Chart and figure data
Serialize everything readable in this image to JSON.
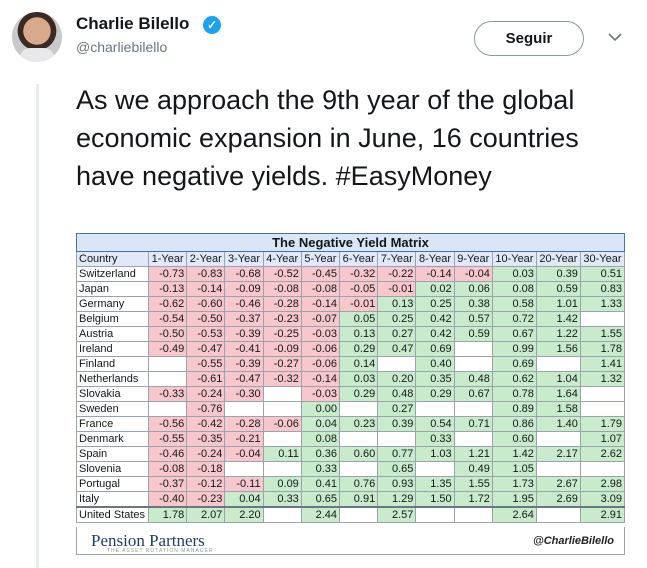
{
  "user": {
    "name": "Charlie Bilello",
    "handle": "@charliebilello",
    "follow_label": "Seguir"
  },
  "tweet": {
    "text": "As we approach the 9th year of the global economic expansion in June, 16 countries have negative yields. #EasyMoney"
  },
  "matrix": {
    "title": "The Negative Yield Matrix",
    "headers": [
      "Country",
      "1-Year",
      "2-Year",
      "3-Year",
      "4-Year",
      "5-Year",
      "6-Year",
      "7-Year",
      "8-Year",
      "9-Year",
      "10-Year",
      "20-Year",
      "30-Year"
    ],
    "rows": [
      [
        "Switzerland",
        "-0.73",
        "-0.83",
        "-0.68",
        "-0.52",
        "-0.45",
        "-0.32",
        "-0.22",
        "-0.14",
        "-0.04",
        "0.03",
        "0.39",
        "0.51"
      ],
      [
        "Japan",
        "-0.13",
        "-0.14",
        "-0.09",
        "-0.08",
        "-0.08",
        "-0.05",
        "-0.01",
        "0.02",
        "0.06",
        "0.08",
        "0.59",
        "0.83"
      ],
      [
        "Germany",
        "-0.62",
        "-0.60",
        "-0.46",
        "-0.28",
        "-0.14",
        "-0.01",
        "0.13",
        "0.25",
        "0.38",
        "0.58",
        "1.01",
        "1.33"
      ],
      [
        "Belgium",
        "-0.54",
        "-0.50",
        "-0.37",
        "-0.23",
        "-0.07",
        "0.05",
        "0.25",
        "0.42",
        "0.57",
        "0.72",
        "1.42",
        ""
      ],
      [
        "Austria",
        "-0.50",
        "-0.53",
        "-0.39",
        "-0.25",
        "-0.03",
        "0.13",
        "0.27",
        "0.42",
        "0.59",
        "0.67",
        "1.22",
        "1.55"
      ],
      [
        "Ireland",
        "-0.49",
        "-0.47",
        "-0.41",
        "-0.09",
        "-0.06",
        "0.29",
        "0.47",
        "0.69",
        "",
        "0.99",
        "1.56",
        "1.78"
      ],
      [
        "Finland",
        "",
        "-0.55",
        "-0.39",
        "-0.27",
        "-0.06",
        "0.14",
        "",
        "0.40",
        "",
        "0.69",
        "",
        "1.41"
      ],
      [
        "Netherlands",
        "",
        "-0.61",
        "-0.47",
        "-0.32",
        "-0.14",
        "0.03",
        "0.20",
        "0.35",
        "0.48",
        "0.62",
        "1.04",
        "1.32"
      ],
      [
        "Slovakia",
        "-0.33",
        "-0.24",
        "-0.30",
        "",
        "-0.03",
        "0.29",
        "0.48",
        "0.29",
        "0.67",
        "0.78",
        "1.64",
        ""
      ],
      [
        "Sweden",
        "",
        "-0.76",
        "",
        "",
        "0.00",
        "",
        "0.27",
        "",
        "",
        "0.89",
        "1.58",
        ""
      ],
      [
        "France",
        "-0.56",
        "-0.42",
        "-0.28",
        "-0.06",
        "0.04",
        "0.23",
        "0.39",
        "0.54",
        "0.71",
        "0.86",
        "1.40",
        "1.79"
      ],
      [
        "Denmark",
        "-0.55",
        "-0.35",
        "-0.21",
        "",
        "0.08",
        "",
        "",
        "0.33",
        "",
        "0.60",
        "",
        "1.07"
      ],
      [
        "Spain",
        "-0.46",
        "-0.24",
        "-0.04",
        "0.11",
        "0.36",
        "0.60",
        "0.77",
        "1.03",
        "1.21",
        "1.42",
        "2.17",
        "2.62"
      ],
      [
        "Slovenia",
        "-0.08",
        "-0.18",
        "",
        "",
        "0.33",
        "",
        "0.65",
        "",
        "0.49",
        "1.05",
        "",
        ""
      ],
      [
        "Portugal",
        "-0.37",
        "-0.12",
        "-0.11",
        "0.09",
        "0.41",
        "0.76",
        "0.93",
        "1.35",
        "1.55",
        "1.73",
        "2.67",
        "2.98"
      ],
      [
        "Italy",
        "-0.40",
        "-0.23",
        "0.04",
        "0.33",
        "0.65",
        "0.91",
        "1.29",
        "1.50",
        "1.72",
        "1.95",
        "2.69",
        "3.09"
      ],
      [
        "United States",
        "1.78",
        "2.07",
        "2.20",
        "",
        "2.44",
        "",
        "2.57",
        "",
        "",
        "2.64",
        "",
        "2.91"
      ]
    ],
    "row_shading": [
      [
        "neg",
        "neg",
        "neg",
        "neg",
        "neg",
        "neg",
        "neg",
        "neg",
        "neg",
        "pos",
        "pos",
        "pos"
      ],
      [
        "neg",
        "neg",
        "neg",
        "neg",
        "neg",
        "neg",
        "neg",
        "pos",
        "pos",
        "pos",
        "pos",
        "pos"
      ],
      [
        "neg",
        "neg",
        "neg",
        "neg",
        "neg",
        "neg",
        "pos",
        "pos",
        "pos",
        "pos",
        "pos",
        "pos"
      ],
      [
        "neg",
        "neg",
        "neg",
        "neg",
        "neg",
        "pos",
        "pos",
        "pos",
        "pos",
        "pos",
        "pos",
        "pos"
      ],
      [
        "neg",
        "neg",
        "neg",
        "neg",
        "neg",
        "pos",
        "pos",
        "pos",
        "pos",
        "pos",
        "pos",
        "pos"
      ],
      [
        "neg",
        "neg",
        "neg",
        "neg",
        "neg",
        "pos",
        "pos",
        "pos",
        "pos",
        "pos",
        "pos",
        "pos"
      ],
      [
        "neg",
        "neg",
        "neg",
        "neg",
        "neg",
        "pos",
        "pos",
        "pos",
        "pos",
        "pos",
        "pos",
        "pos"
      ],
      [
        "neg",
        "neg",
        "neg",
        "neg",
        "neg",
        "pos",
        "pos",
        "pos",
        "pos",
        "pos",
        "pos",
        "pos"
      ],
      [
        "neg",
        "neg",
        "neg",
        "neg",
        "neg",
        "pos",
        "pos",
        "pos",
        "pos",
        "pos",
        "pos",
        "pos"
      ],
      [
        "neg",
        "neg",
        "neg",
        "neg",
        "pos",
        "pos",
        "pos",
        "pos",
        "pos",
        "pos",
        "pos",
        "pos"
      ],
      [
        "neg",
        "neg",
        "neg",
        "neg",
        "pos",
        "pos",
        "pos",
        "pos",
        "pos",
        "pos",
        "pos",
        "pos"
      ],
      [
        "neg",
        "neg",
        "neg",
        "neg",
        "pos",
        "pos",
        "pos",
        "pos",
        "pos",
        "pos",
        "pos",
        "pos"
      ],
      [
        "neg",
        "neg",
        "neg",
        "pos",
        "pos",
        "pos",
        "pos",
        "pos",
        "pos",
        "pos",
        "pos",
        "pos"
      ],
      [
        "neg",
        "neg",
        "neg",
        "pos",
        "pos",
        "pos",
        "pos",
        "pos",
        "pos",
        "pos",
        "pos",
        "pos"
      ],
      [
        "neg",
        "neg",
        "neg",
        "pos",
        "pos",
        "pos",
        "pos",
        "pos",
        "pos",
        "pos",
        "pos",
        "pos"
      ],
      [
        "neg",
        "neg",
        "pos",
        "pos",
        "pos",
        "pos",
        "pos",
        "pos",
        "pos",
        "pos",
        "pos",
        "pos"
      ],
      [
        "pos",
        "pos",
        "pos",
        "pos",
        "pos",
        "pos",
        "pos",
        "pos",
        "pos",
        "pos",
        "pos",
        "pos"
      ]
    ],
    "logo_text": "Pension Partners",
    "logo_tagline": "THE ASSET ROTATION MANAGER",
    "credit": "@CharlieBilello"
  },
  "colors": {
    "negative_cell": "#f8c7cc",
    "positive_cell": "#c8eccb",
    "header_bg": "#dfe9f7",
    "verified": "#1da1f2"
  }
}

Goal —
Exactly as written, return every line of the listing, but not the pictures.

Response to the exercise —
Serialize everything readable in this image to JSON.
{
  "user": {
    "name": "Charlie Bilello",
    "handle": "@charliebilello",
    "follow_label": "Seguir"
  },
  "tweet": {
    "text": "As we approach the 9th year of the global economic expansion in June, 16 countries have negative yields. #EasyMoney"
  },
  "matrix": {
    "title": "The Negative Yield Matrix",
    "headers": [
      "Country",
      "1-Year",
      "2-Year",
      "3-Year",
      "4-Year",
      "5-Year",
      "6-Year",
      "7-Year",
      "8-Year",
      "9-Year",
      "10-Year",
      "20-Year",
      "30-Year"
    ],
    "rows": [
      [
        "Switzerland",
        "-0.73",
        "-0.83",
        "-0.68",
        "-0.52",
        "-0.45",
        "-0.32",
        "-0.22",
        "-0.14",
        "-0.04",
        "0.03",
        "0.39",
        "0.51"
      ],
      [
        "Japan",
        "-0.13",
        "-0.14",
        "-0.09",
        "-0.08",
        "-0.08",
        "-0.05",
        "-0.01",
        "0.02",
        "0.06",
        "0.08",
        "0.59",
        "0.83"
      ],
      [
        "Germany",
        "-0.62",
        "-0.60",
        "-0.46",
        "-0.28",
        "-0.14",
        "-0.01",
        "0.13",
        "0.25",
        "0.38",
        "0.58",
        "1.01",
        "1.33"
      ],
      [
        "Belgium",
        "-0.54",
        "-0.50",
        "-0.37",
        "-0.23",
        "-0.07",
        "0.05",
        "0.25",
        "0.42",
        "0.57",
        "0.72",
        "1.42",
        ""
      ],
      [
        "Austria",
        "-0.50",
        "-0.53",
        "-0.39",
        "-0.25",
        "-0.03",
        "0.13",
        "0.27",
        "0.42",
        "0.59",
        "0.67",
        "1.22",
        "1.55"
      ],
      [
        "Ireland",
        "-0.49",
        "-0.47",
        "-0.41",
        "-0.09",
        "-0.06",
        "0.29",
        "0.47",
        "0.69",
        "",
        "0.99",
        "1.56",
        "1.78"
      ],
      [
        "Finland",
        "",
        "-0.55",
        "-0.39",
        "-0.27",
        "-0.06",
        "0.14",
        "",
        "0.40",
        "",
        "0.69",
        "",
        "1.41"
      ],
      [
        "Netherlands",
        "",
        "-0.61",
        "-0.47",
        "-0.32",
        "-0.14",
        "0.03",
        "0.20",
        "0.35",
        "0.48",
        "0.62",
        "1.04",
        "1.32"
      ],
      [
        "Slovakia",
        "-0.33",
        "-0.24",
        "-0.30",
        "",
        "-0.03",
        "0.29",
        "0.48",
        "0.29",
        "0.67",
        "0.78",
        "1.64",
        ""
      ],
      [
        "Sweden",
        "",
        "-0.76",
        "",
        "",
        "0.00",
        "",
        "0.27",
        "",
        "",
        "0.89",
        "1.58",
        ""
      ],
      [
        "France",
        "-0.56",
        "-0.42",
        "-0.28",
        "-0.06",
        "0.04",
        "0.23",
        "0.39",
        "0.54",
        "0.71",
        "0.86",
        "1.40",
        "1.79"
      ],
      [
        "Denmark",
        "-0.55",
        "-0.35",
        "-0.21",
        "",
        "0.08",
        "",
        "",
        "0.33",
        "",
        "0.60",
        "",
        "1.07"
      ],
      [
        "Spain",
        "-0.46",
        "-0.24",
        "-0.04",
        "0.11",
        "0.36",
        "0.60",
        "0.77",
        "1.03",
        "1.21",
        "1.42",
        "2.17",
        "2.62"
      ],
      [
        "Slovenia",
        "-0.08",
        "-0.18",
        "",
        "",
        "0.33",
        "",
        "0.65",
        "",
        "0.49",
        "1.05",
        "",
        ""
      ],
      [
        "Portugal",
        "-0.37",
        "-0.12",
        "-0.11",
        "0.09",
        "0.41",
        "0.76",
        "0.93",
        "1.35",
        "1.55",
        "1.73",
        "2.67",
        "2.98"
      ],
      [
        "Italy",
        "-0.40",
        "-0.23",
        "0.04",
        "0.33",
        "0.65",
        "0.91",
        "1.29",
        "1.50",
        "1.72",
        "1.95",
        "2.69",
        "3.09"
      ],
      [
        "United States",
        "1.78",
        "2.07",
        "2.20",
        "",
        "2.44",
        "",
        "2.57",
        "",
        "",
        "2.64",
        "",
        "2.91"
      ]
    ],
    "row_shading": [
      [
        "neg",
        "neg",
        "neg",
        "neg",
        "neg",
        "neg",
        "neg",
        "neg",
        "neg",
        "pos",
        "pos",
        "pos"
      ],
      [
        "neg",
        "neg",
        "neg",
        "neg",
        "neg",
        "neg",
        "neg",
        "pos",
        "pos",
        "pos",
        "pos",
        "pos"
      ],
      [
        "neg",
        "neg",
        "neg",
        "neg",
        "neg",
        "neg",
        "pos",
        "pos",
        "pos",
        "pos",
        "pos",
        "pos"
      ],
      [
        "neg",
        "neg",
        "neg",
        "neg",
        "neg",
        "pos",
        "pos",
        "pos",
        "pos",
        "pos",
        "pos",
        "pos"
      ],
      [
        "neg",
        "neg",
        "neg",
        "neg",
        "neg",
        "pos",
        "pos",
        "pos",
        "pos",
        "pos",
        "pos",
        "pos"
      ],
      [
        "neg",
        "neg",
        "neg",
        "neg",
        "neg",
        "pos",
        "pos",
        "pos",
        "pos",
        "pos",
        "pos",
        "pos"
      ],
      [
        "neg",
        "neg",
        "neg",
        "neg",
        "neg",
        "pos",
        "pos",
        "pos",
        "pos",
        "pos",
        "pos",
        "pos"
      ],
      [
        "neg",
        "neg",
        "neg",
        "neg",
        "neg",
        "pos",
        "pos",
        "pos",
        "pos",
        "pos",
        "pos",
        "pos"
      ],
      [
        "neg",
        "neg",
        "neg",
        "neg",
        "neg",
        "pos",
        "pos",
        "pos",
        "pos",
        "pos",
        "pos",
        "pos"
      ],
      [
        "neg",
        "neg",
        "neg",
        "neg",
        "pos",
        "pos",
        "pos",
        "pos",
        "pos",
        "pos",
        "pos",
        "pos"
      ],
      [
        "neg",
        "neg",
        "neg",
        "neg",
        "pos",
        "pos",
        "pos",
        "pos",
        "pos",
        "pos",
        "pos",
        "pos"
      ],
      [
        "neg",
        "neg",
        "neg",
        "neg",
        "pos",
        "pos",
        "pos",
        "pos",
        "pos",
        "pos",
        "pos",
        "pos"
      ],
      [
        "neg",
        "neg",
        "neg",
        "pos",
        "pos",
        "pos",
        "pos",
        "pos",
        "pos",
        "pos",
        "pos",
        "pos"
      ],
      [
        "neg",
        "neg",
        "neg",
        "pos",
        "pos",
        "pos",
        "pos",
        "pos",
        "pos",
        "pos",
        "pos",
        "pos"
      ],
      [
        "neg",
        "neg",
        "neg",
        "pos",
        "pos",
        "pos",
        "pos",
        "pos",
        "pos",
        "pos",
        "pos",
        "pos"
      ],
      [
        "neg",
        "neg",
        "pos",
        "pos",
        "pos",
        "pos",
        "pos",
        "pos",
        "pos",
        "pos",
        "pos",
        "pos"
      ],
      [
        "pos",
        "pos",
        "pos",
        "pos",
        "pos",
        "pos",
        "pos",
        "pos",
        "pos",
        "pos",
        "pos",
        "pos"
      ]
    ],
    "logo_text": "Pension Partners",
    "logo_tagline": "THE ASSET ROTATION MANAGER",
    "credit": "@CharlieBilello"
  },
  "colors": {
    "negative_cell": "#f8c7cc",
    "positive_cell": "#c8eccb",
    "header_bg": "#dfe9f7",
    "verified": "#1da1f2"
  }
}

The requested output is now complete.